*EXERCISE REQUIREMENTS*.
Of all the lines in the records, how many hold the word "датчика"? Answer with the number only.
INFORMATION GIVEN start
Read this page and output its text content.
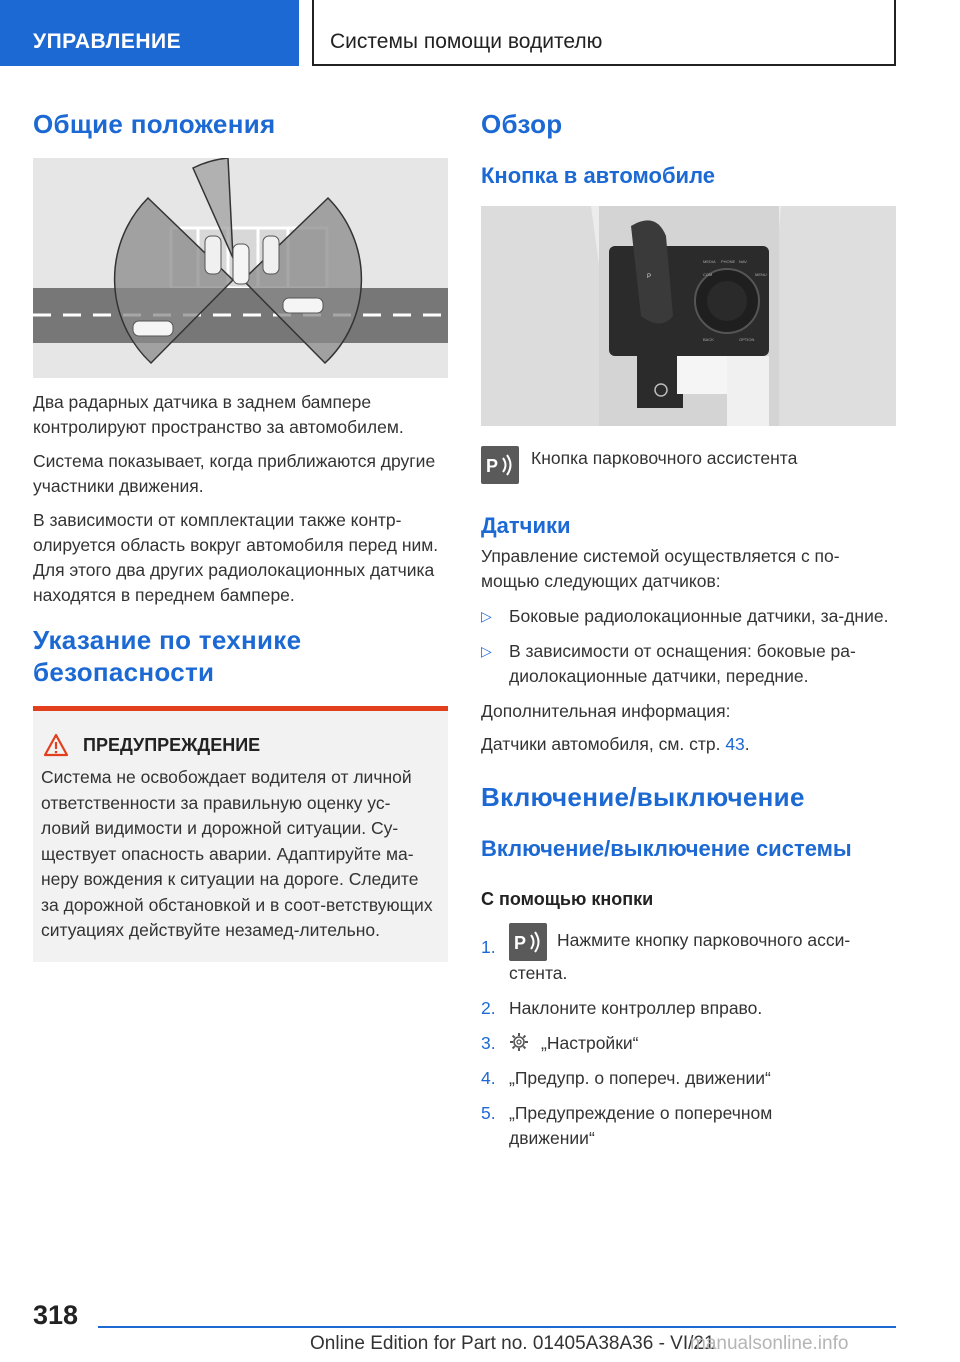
УПРАВЛЕНИЕ	Системы помощи водителю
Общие положения

Два радарных датчика в заднем бампере контролируют пространство за автомобилем.

Система показывает, когда приближаются другие участники движения.

В зависимости от комплектации также контр-олируется область вокруг автомобиля перед ним. Для этого два других радиолокационных датчика находятся в переднем бампере.

Указание по технике безопасности
ПРЕДУПРЕЖДЕНИЕ

Система не освобождает водителя от личной ответственности за правильную оценку ус-ловий видимости и дорожной ситуации. Су-ществует опасность аварии. Адаптируйте ма-неру вождения к ситуации на дороге. Следите за дорожной обстановкой и в соот-ветствующих ситуациях действуйте незамед-лительно.

Обзор
Кнопка в автомобиле
P
MEDIA PHONE NAV
MENU
COM
BACK	OPTION
P Кнопка парковочного ассистента

Датчики

Управление системой осуществляется с по-мощью следующих датчиков:

▷ Боковые радиолокационные датчики, за-дние.

▷ В зависимости от оснащения: боковые ра-диолокационные датчики, передние.

Дополнительная информация:

Датчики автомобиля, см. стр. 43.

Включение/выключение
Включение/выключение системы
С помощью кнопки
1.	P Нажмите кнопку парковочного асси-стента.
2. Наклоните контроллер вправо.

3.	„Настройки“

4. „Предупр. о попереч. движении“

5. „Предупреждение о поперечном движении“

318
Online Edition for Part no. 01405A38A36 - VI/21
manualsonline.info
INFORMATION GIVEN end
*REPLY TO THE TASK*.
2